Your objective: Write the count of lines that contain the word "text" and nothing else.

..............................

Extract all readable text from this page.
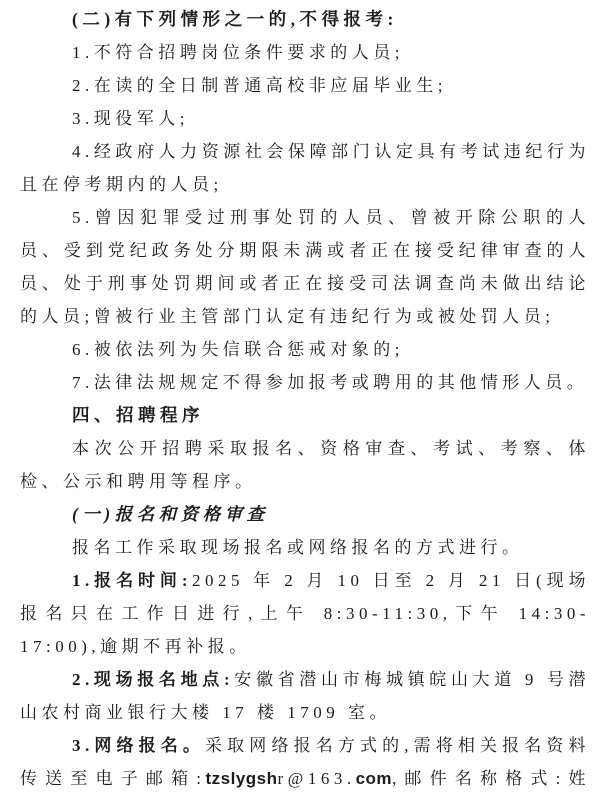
(二)有下列情形之一的,不得报考:

1.不符合招聘岗位条件要求的人员;

2.在读的全日制普通高校非应届毕业生;

3.现役军人;

4.经政府人力资源社会保障部门认定具有考试违纪行为且在停考期内的人员;

5.曾因犯罪受过刑事处罚的人员、曾被开除公职的人员、受到党纪政务处分期限未满或者正在接受纪律审查的人员、处于刑事处罚期间或者正在接受司法调查尚未做出结论的人员;曾被行业主管部门认定有违纪行为或被处罚人员;

6.被依法列为失信联合惩戒对象的;

7.法律法规规定不得参加报考或聘用的其他情形人员。

四、招聘程序

本次公开招聘采取报名、资格审查、考试、考察、体检、公示和聘用等程序。

(一)报名和资格审查

报名工作采取现场报名或网络报名的方式进行。

1.报名时间:2025 年 2 月 10 日至 2 月 21 日(现场报名只在工作日进行,上午 8:30-11:30,下午 14:30-17:00),逾期不再补报。

2.现场报名地点:安徽省潜山市梅城镇皖山大道 9 号潜山农村商业银行大楼 17 楼 1709 室。

3.网络报名。采取网络报名方式的,需将相关报名资料传送至电子邮箱:tzslygshr@163.com,邮件名称格式:姓
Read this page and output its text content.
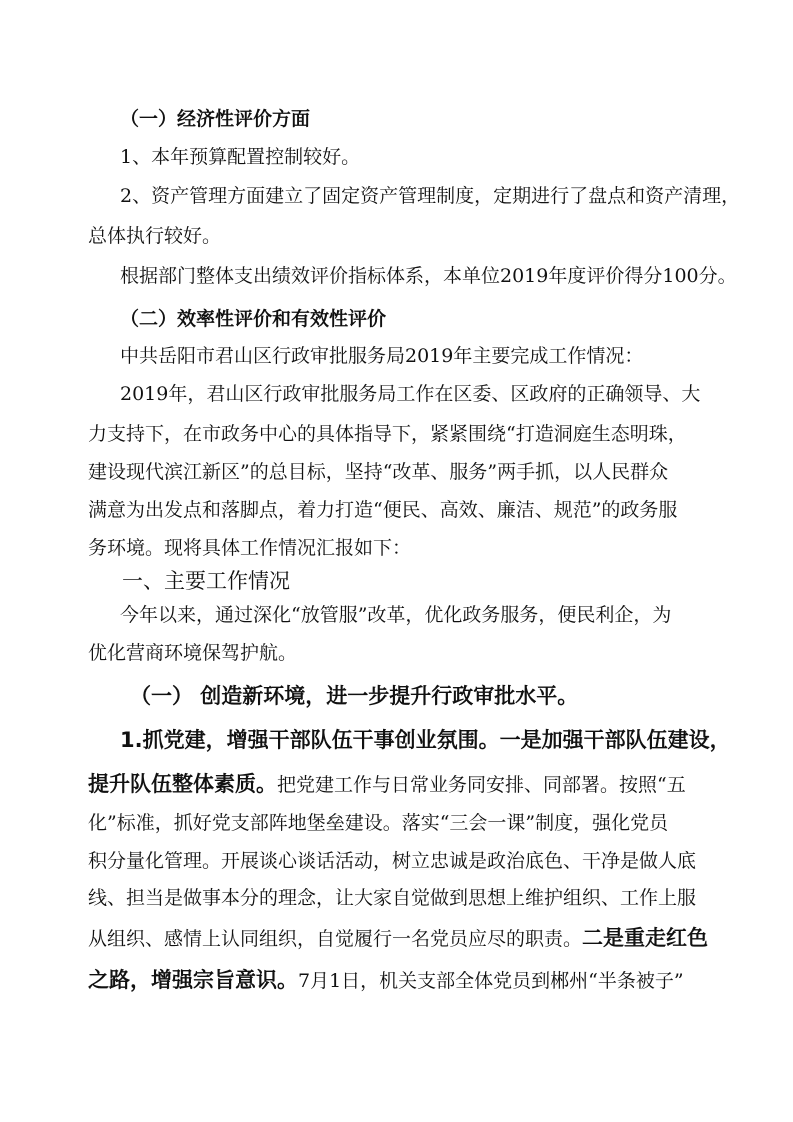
（一）经济性评价方面
1、本年预算配置控制较好。
2、资产管理方面建立了固定资产管理制度，定期进行了盘点和资产清理，
总体执行较好。
根据部门整体支出绩效评价指标体系，本单位2019年度评价得分100分。
（二）效率性评价和有效性评价
中共岳阳市君山区行政审批服务局2019年主要完成工作情况：
2019年，君山区行政审批服务局工作在区委、区政府的正确领导、大
力支持下，在市政务中心的具体指导下，紧紧围绕“打造洞庭生态明珠，
建设现代滨江新区”的总目标，坚持“改革、服务”两手抓，以人民群众
满意为出发点和落脚点，着力打造“便民、高效、廉洁、规范”的政务服
务环境。现将具体工作情况汇报如下：
一、主要工作情况
今年以来，通过深化“放管服”改革，优化政务服务，便民利企，为
优化营商环境保驾护航。
（一） 创造新环境，进一步提升行政审批水平。
1.抓党建，增强干部队伍干事创业氛围。一是加强干部队伍建设，
提升队伍整体素质。把党建工作与日常业务同安排、同部署。按照“五
化”标准，抓好党支部阵地堡垒建设。落实“三会一课”制度，强化党员
积分量化管理。开展谈心谈话活动，树立忠诚是政治底色、干净是做人底
线、担当是做事本分的理念，让大家自觉做到思想上维护组织、工作上服
从组织、感情上认同组织，自觉履行一名党员应尽的职责。二是重走红色
之路，增强宗旨意识。7月1日，机关支部全体党员到郴州“半条被子”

..............................

Response to the exercise: 2